### WRITTEN REQUEST
Scan the data beneath this task and copy each line that includes "What".

┄┄┄┄┄┄┄┄┄┄

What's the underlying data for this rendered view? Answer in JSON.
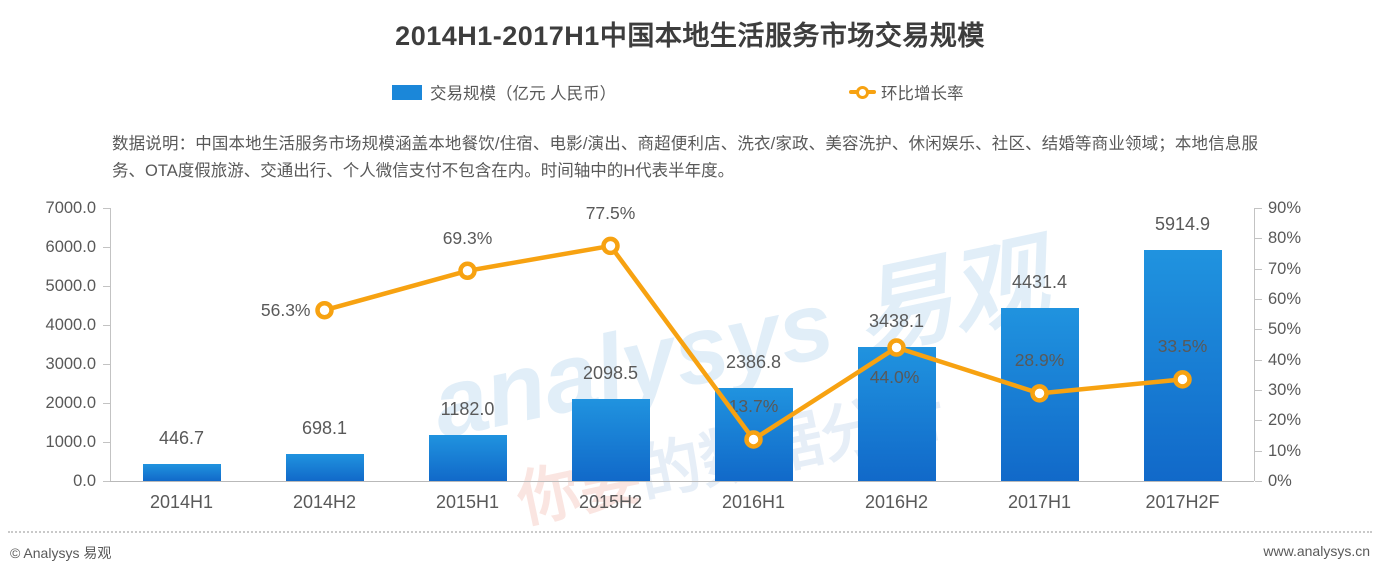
{
  "title": "2014H1-2017H1中国本地生活服务市场交易规模",
  "legend": [
    {
      "label": "交易规模（亿元 人民币）",
      "type": "bar",
      "color": "#1b87d9"
    },
    {
      "label": "环比增长率",
      "type": "line",
      "color": "#f7a211"
    }
  ],
  "note": "数据说明：中国本地生活服务市场规模涵盖本地餐饮/住宿、电影/演出、商超便利店、洗衣/家政、美容洗护、休闲娱乐、社区、结婚等商业领域；本地信息服务、OTA度假旅游、交通出行、个人微信支付不包含在内。时间轴中的H代表半年度。",
  "watermark": {
    "line1": "analysys 易观",
    "line2a": "你要",
    "line2b": "的数据分析"
  },
  "footer": {
    "copyright": "© Analysys 易观",
    "website": "www.analysys.cn"
  },
  "chart_data": {
    "type": "bar+line",
    "title": "2014H1-2017H1中国本地生活服务市场交易规模",
    "categories": [
      "2014H1",
      "2014H2",
      "2015H1",
      "2015H2",
      "2016H1",
      "2016H2",
      "2017H1",
      "2017H2F"
    ],
    "series": [
      {
        "name": "交易规模（亿元 人民币）",
        "type": "bar",
        "axis": "left",
        "values": [
          446.7,
          698.1,
          1182.0,
          2098.5,
          2386.8,
          3438.1,
          4431.4,
          5914.9
        ],
        "labels": [
          "446.7",
          "698.1",
          "1182.0",
          "2098.5",
          "2386.8",
          "3438.1",
          "4431.4",
          "5914.9"
        ]
      },
      {
        "name": "环比增长率",
        "type": "line",
        "axis": "right",
        "values": [
          null,
          56.3,
          69.3,
          77.5,
          13.7,
          44.0,
          28.9,
          33.5
        ],
        "labels": [
          "",
          "56.3%",
          "69.3%",
          "77.5%",
          "13.7%",
          "44.0%",
          "28.9%",
          "33.5%"
        ],
        "label_pos": [
          "",
          "left",
          "above",
          "above",
          "above",
          "below",
          "above",
          "above"
        ]
      }
    ],
    "left_axis": {
      "min": 0,
      "max": 7000,
      "ticks": [
        "7000.0",
        "6000.0",
        "5000.0",
        "4000.0",
        "3000.0",
        "2000.0",
        "1000.0",
        "0.0"
      ]
    },
    "right_axis": {
      "min": 0,
      "max": 90,
      "ticks": [
        "90%",
        "80%",
        "70%",
        "60%",
        "50%",
        "40%",
        "30%",
        "20%",
        "10%",
        "0%"
      ]
    },
    "grid": false,
    "legend_position": "top-center",
    "colors": {
      "bar_top": "#2093df",
      "bar_bottom": "#1169c9",
      "bar_legend": "#1b87d9",
      "line": "#f7a211"
    }
  }
}
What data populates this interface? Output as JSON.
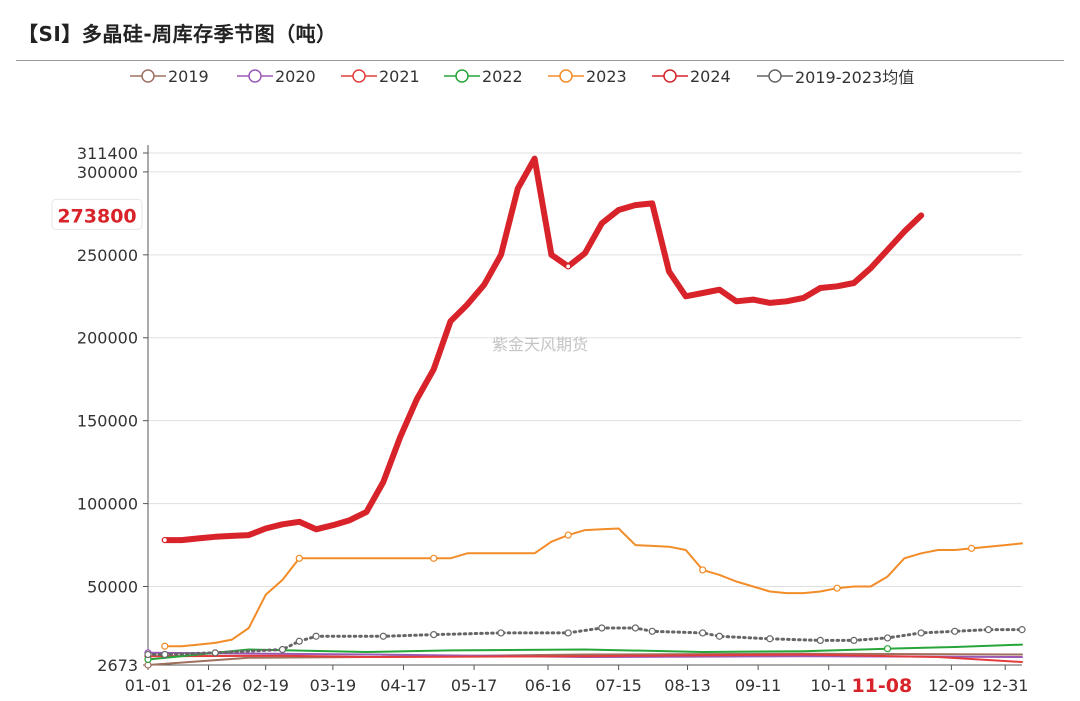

┄┄┄┄┄┄┄┄┄┄

### RESULT OF THE EXERCISE
What's the underlying data for this rendered view? Answer in JSON.
What data populates this interface? Output as JSON.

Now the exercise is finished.